[Begin Record extracts]
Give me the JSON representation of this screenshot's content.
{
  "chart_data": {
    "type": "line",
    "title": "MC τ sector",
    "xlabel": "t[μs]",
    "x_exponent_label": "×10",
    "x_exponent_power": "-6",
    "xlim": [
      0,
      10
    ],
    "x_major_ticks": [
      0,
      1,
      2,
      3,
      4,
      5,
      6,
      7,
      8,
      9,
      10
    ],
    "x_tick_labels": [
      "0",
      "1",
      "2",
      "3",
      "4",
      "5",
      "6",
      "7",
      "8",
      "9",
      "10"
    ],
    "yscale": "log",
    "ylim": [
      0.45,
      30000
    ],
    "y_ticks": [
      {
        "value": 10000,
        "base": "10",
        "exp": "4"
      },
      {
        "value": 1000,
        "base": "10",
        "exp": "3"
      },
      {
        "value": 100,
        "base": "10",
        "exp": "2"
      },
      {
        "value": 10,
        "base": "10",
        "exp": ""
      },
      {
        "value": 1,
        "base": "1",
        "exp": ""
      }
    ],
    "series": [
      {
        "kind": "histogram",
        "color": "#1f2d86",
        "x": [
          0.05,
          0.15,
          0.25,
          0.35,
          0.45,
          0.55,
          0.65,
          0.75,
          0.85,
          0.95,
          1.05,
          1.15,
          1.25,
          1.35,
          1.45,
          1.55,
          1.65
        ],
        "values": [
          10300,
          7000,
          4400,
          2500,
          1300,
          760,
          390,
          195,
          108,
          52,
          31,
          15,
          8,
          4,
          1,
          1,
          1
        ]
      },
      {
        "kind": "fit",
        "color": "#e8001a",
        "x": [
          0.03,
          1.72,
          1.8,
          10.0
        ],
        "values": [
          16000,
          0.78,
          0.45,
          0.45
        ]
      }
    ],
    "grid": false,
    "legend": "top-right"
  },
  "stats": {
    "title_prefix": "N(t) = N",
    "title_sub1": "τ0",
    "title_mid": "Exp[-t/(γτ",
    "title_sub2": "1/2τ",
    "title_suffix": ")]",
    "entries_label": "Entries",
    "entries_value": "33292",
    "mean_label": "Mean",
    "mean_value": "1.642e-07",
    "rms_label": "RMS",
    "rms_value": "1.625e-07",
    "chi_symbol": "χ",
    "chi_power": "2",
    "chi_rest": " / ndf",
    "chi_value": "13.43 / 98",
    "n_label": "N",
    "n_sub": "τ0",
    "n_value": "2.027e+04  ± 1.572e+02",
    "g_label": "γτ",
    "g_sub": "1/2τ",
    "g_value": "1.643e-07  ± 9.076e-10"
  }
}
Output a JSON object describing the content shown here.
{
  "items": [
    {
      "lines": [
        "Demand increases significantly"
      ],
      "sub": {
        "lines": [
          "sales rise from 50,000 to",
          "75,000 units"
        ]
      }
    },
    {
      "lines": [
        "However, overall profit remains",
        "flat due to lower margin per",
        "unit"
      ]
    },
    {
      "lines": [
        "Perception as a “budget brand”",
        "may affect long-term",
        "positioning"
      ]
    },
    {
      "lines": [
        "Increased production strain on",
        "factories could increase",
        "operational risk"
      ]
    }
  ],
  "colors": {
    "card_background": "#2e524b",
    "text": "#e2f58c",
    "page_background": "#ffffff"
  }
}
[End Record extracts]
# Short problem:
Copy each line from the data above that includes "JSON".

# Result of this task:
Give me the JSON representation of this screenshot's content.
Output a JSON object describing the content shown here.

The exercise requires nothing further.